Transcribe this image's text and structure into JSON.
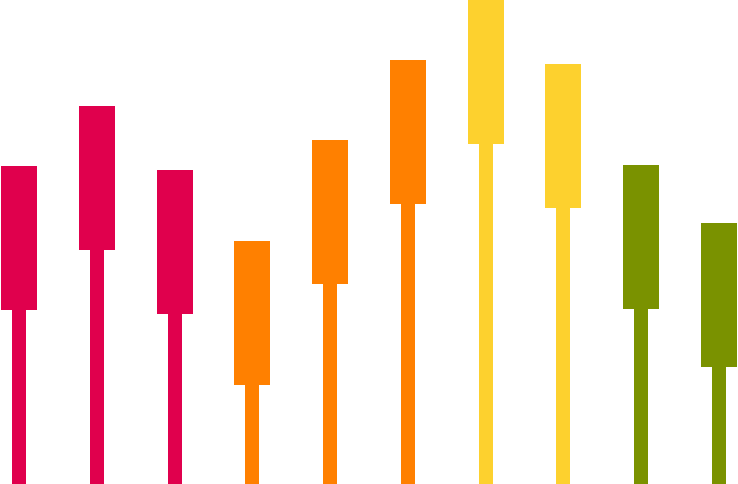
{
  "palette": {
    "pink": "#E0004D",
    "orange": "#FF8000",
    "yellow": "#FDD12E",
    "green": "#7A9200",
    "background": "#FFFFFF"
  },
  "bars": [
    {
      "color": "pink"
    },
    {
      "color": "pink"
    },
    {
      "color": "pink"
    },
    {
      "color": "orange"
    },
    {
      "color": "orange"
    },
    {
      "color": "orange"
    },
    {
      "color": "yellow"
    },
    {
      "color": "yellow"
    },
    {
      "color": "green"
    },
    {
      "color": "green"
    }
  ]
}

§ **The task**
Each record above should come back exactly the same, only without its pictures.

§ **Result for this task**
Transcribe this image's text and structure into JSON.
{
  "palette": {
    "pink": "#E0004D",
    "orange": "#FF8000",
    "yellow": "#FDD12E",
    "green": "#7A9200",
    "background": "#FFFFFF"
  },
  "bars": [
    {
      "color": "pink"
    },
    {
      "color": "pink"
    },
    {
      "color": "pink"
    },
    {
      "color": "orange"
    },
    {
      "color": "orange"
    },
    {
      "color": "orange"
    },
    {
      "color": "yellow"
    },
    {
      "color": "yellow"
    },
    {
      "color": "green"
    },
    {
      "color": "green"
    }
  ]
}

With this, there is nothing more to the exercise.